REQUEST:
Count how many lines of the material contain the string "TOSCA", then give that number and nothing more.

-- START MATERIAL PROVIDED --

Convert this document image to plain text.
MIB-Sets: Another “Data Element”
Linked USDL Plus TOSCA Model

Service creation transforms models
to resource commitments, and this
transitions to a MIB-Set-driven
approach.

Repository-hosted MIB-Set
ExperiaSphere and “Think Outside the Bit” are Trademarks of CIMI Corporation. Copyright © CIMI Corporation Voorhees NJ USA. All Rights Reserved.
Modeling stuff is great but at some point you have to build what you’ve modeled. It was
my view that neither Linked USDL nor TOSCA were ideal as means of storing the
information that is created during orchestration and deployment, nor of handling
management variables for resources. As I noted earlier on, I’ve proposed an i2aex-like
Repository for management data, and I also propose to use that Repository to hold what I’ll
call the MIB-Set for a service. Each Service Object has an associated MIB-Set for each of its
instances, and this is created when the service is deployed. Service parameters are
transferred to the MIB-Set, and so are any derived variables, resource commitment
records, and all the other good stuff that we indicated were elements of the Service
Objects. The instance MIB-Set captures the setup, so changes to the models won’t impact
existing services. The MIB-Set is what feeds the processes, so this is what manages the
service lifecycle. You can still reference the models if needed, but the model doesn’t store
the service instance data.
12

-- END MATERIAL PROVIDED --

FULL RESPONSE:
2